Every entry below must appear again, exactly as written.

▸ Provided data
(begin)

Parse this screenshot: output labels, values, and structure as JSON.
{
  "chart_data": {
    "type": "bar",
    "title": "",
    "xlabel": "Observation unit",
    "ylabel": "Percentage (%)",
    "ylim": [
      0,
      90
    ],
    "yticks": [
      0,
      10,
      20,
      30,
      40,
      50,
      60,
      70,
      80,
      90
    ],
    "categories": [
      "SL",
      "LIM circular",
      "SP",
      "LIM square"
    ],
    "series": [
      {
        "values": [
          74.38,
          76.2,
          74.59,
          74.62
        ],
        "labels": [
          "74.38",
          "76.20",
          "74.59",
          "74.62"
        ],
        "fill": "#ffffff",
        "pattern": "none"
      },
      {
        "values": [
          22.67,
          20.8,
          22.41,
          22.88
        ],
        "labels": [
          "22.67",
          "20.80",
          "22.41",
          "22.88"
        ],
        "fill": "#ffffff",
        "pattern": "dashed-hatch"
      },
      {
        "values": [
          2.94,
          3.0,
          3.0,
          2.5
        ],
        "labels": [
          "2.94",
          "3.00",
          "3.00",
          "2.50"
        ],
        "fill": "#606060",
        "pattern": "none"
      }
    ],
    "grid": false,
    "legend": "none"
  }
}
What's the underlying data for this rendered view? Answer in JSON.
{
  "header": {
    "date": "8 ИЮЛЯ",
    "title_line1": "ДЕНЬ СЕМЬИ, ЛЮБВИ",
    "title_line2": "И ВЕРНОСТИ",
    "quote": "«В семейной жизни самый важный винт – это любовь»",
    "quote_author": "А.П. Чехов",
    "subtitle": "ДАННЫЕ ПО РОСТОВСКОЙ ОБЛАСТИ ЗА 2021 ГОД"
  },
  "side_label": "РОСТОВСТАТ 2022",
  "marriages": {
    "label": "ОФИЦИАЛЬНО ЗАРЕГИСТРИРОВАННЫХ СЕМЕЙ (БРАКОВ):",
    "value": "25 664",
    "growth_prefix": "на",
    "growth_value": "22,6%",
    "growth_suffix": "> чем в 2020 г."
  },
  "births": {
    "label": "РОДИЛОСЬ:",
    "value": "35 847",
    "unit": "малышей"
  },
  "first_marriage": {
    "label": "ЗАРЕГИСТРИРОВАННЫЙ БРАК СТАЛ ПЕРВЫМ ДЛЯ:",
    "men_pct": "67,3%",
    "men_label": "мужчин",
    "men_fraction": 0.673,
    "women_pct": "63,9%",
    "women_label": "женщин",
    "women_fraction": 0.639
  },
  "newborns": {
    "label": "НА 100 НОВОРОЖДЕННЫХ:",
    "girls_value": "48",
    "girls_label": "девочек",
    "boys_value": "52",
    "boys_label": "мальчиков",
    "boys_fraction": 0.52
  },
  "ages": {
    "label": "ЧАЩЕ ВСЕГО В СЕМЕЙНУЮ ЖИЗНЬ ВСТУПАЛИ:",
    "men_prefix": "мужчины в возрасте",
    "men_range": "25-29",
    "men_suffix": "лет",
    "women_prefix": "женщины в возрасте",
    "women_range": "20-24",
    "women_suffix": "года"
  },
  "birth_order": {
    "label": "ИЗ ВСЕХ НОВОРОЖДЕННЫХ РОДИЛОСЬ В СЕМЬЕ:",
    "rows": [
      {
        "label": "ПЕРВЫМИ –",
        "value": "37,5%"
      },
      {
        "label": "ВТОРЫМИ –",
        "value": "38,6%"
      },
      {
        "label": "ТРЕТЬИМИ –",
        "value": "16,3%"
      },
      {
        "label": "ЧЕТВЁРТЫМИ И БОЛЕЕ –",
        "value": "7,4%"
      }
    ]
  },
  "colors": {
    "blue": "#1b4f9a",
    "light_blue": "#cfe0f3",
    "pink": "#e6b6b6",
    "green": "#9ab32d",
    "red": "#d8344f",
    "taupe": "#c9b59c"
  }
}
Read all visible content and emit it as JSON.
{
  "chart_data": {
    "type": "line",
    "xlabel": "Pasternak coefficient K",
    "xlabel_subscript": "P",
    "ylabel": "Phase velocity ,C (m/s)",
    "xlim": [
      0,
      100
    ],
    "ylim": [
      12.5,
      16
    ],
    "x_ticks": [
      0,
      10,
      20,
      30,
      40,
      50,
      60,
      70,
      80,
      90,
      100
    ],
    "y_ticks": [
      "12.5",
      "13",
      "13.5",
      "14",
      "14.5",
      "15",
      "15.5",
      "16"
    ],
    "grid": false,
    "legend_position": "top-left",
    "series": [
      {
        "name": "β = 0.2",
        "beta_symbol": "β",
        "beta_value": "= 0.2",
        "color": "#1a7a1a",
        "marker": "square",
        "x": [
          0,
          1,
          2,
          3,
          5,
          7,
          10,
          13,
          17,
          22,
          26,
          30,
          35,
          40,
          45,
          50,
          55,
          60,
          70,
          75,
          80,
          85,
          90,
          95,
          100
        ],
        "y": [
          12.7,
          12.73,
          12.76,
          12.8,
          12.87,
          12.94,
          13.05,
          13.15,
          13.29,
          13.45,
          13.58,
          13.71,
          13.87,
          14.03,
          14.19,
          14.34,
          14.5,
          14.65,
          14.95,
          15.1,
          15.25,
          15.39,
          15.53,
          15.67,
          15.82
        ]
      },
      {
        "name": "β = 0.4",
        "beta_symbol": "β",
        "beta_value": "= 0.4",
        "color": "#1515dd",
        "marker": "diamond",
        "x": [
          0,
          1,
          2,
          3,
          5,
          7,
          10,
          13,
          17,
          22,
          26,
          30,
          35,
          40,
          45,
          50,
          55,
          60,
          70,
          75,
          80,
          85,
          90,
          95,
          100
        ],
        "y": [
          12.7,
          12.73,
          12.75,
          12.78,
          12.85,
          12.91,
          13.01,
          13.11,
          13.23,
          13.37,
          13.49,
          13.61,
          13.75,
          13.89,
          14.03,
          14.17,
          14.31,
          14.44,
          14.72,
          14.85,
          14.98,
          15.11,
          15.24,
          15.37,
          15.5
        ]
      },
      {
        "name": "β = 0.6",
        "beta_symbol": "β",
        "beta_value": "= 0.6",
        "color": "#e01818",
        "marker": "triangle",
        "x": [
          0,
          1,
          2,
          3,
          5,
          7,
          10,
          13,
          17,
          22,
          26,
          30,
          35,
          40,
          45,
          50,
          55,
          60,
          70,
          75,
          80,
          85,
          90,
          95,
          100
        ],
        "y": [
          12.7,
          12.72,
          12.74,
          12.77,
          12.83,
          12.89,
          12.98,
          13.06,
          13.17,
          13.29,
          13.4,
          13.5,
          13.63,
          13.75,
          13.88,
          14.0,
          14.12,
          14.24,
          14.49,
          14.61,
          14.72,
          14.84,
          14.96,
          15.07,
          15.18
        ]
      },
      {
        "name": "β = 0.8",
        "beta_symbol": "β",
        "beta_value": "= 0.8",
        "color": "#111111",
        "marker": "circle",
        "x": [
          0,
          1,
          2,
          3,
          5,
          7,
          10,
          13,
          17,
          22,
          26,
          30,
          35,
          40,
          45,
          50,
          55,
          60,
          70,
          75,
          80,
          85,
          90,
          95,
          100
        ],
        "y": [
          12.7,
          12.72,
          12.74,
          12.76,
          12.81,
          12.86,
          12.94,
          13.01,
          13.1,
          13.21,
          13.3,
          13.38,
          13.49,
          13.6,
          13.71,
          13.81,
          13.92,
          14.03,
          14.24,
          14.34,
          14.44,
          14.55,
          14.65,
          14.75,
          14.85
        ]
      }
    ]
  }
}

(end)

▸ Final result
Parse this screenshot: output labels, values, and structure as JSON.
{
  "chart_data": {
    "type": "bar",
    "title": "",
    "xlabel": "Observation unit",
    "ylabel": "Percentage (%)",
    "ylim": [
      0,
      90
    ],
    "yticks": [
      0,
      10,
      20,
      30,
      40,
      50,
      60,
      70,
      80,
      90
    ],
    "categories": [
      "SL",
      "LIM circular",
      "SP",
      "LIM square"
    ],
    "series": [
      {
        "values": [
          74.38,
          76.2,
          74.59,
          74.62
        ],
        "labels": [
          "74.38",
          "76.20",
          "74.59",
          "74.62"
        ],
        "fill": "#ffffff",
        "pattern": "none"
      },
      {
        "values": [
          22.67,
          20.8,
          22.41,
          22.88
        ],
        "labels": [
          "22.67",
          "20.80",
          "22.41",
          "22.88"
        ],
        "fill": "#ffffff",
        "pattern": "dashed-hatch"
      },
      {
        "values": [
          2.94,
          3.0,
          3.0,
          2.5
        ],
        "labels": [
          "2.94",
          "3.00",
          "3.00",
          "2.50"
        ],
        "fill": "#606060",
        "pattern": "none"
      }
    ],
    "grid": false,
    "legend": "none"
  }
}
What's the underlying data for this rendered view? Answer in JSON.
{
  "header": {
    "date": "8 ИЮЛЯ",
    "title_line1": "ДЕНЬ СЕМЬИ, ЛЮБВИ",
    "title_line2": "И ВЕРНОСТИ",
    "quote": "«В семейной жизни самый важный винт – это любовь»",
    "quote_author": "А.П. Чехов",
    "subtitle": "ДАННЫЕ ПО РОСТОВСКОЙ ОБЛАСТИ ЗА 2021 ГОД"
  },
  "side_label": "РОСТОВСТАТ 2022",
  "marriages": {
    "label": "ОФИЦИАЛЬНО ЗАРЕГИСТРИРОВАННЫХ СЕМЕЙ (БРАКОВ):",
    "value": "25 664",
    "growth_prefix": "на",
    "growth_value": "22,6%",
    "growth_suffix": "> чем в 2020 г."
  },
  "births": {
    "label": "РОДИЛОСЬ:",
    "value": "35 847",
    "unit": "малышей"
  },
  "first_marriage": {
    "label": "ЗАРЕГИСТРИРОВАННЫЙ БРАК СТАЛ ПЕРВЫМ ДЛЯ:",
    "men_pct": "67,3%",
    "men_label": "мужчин",
    "men_fraction": 0.673,
    "women_pct": "63,9%",
    "women_label": "женщин",
    "women_fraction": 0.639
  },
  "newborns": {
    "label": "НА 100 НОВОРОЖДЕННЫХ:",
    "girls_value": "48",
    "girls_label": "девочек",
    "boys_value": "52",
    "boys_label": "мальчиков",
    "boys_fraction": 0.52
  },
  "ages": {
    "label": "ЧАЩЕ ВСЕГО В СЕМЕЙНУЮ ЖИЗНЬ ВСТУПАЛИ:",
    "men_prefix": "мужчины в возрасте",
    "men_range": "25-29",
    "men_suffix": "лет",
    "women_prefix": "женщины в возрасте",
    "women_range": "20-24",
    "women_suffix": "года"
  },
  "birth_order": {
    "label": "ИЗ ВСЕХ НОВОРОЖДЕННЫХ РОДИЛОСЬ В СЕМЬЕ:",
    "rows": [
      {
        "label": "ПЕРВЫМИ –",
        "value": "37,5%"
      },
      {
        "label": "ВТОРЫМИ –",
        "value": "38,6%"
      },
      {
        "label": "ТРЕТЬИМИ –",
        "value": "16,3%"
      },
      {
        "label": "ЧЕТВЁРТЫМИ И БОЛЕЕ –",
        "value": "7,4%"
      }
    ]
  },
  "colors": {
    "blue": "#1b4f9a",
    "light_blue": "#cfe0f3",
    "pink": "#e6b6b6",
    "green": "#9ab32d",
    "red": "#d8344f",
    "taupe": "#c9b59c"
  }
}
Read all visible content and emit it as JSON.
{
  "chart_data": {
    "type": "line",
    "xlabel": "Pasternak coefficient K",
    "xlabel_subscript": "P",
    "ylabel": "Phase velocity ,C (m/s)",
    "xlim": [
      0,
      100
    ],
    "ylim": [
      12.5,
      16
    ],
    "x_ticks": [
      0,
      10,
      20,
      30,
      40,
      50,
      60,
      70,
      80,
      90,
      100
    ],
    "y_ticks": [
      "12.5",
      "13",
      "13.5",
      "14",
      "14.5",
      "15",
      "15.5",
      "16"
    ],
    "grid": false,
    "legend_position": "top-left",
    "series": [
      {
        "name": "β = 0.2",
        "beta_symbol": "β",
        "beta_value": "= 0.2",
        "color": "#1a7a1a",
        "marker": "square",
        "x": [
          0,
          1,
          2,
          3,
          5,
          7,
          10,
          13,
          17,
          22,
          26,
          30,
          35,
          40,
          45,
          50,
          55,
          60,
          70,
          75,
          80,
          85,
          90,
          95,
          100
        ],
        "y": [
          12.7,
          12.73,
          12.76,
          12.8,
          12.87,
          12.94,
          13.05,
          13.15,
          13.29,
          13.45,
          13.58,
          13.71,
          13.87,
          14.03,
          14.19,
          14.34,
          14.5,
          14.65,
          14.95,
          15.1,
          15.25,
          15.39,
          15.53,
          15.67,
          15.82
        ]
      },
      {
        "name": "β = 0.4",
        "beta_symbol": "β",
        "beta_value": "= 0.4",
        "color": "#1515dd",
        "marker": "diamond",
        "x": [
          0,
          1,
          2,
          3,
          5,
          7,
          10,
          13,
          17,
          22,
          26,
          30,
          35,
          40,
          45,
          50,
          55,
          60,
          70,
          75,
          80,
          85,
          90,
          95,
          100
        ],
        "y": [
          12.7,
          12.73,
          12.75,
          12.78,
          12.85,
          12.91,
          13.01,
          13.11,
          13.23,
          13.37,
          13.49,
          13.61,
          13.75,
          13.89,
          14.03,
          14.17,
          14.31,
          14.44,
          14.72,
          14.85,
          14.98,
          15.11,
          15.24,
          15.37,
          15.5
        ]
      },
      {
        "name": "β = 0.6",
        "beta_symbol": "β",
        "beta_value": "= 0.6",
        "color": "#e01818",
        "marker": "triangle",
        "x": [
          0,
          1,
          2,
          3,
          5,
          7,
          10,
          13,
          17,
          22,
          26,
          30,
          35,
          40,
          45,
          50,
          55,
          60,
          70,
          75,
          80,
          85,
          90,
          95,
          100
        ],
        "y": [
          12.7,
          12.72,
          12.74,
          12.77,
          12.83,
          12.89,
          12.98,
          13.06,
          13.17,
          13.29,
          13.4,
          13.5,
          13.63,
          13.75,
          13.88,
          14.0,
          14.12,
          14.24,
          14.49,
          14.61,
          14.72,
          14.84,
          14.96,
          15.07,
          15.18
        ]
      },
      {
        "name": "β = 0.8",
        "beta_symbol": "β",
        "beta_value": "= 0.8",
        "color": "#111111",
        "marker": "circle",
        "x": [
          0,
          1,
          2,
          3,
          5,
          7,
          10,
          13,
          17,
          22,
          26,
          30,
          35,
          40,
          45,
          50,
          55,
          60,
          70,
          75,
          80,
          85,
          90,
          95,
          100
        ],
        "y": [
          12.7,
          12.72,
          12.74,
          12.76,
          12.81,
          12.86,
          12.94,
          13.01,
          13.1,
          13.21,
          13.3,
          13.38,
          13.49,
          13.6,
          13.71,
          13.81,
          13.92,
          14.03,
          14.24,
          14.34,
          14.44,
          14.55,
          14.65,
          14.75,
          14.85
        ]
      }
    ]
  }
}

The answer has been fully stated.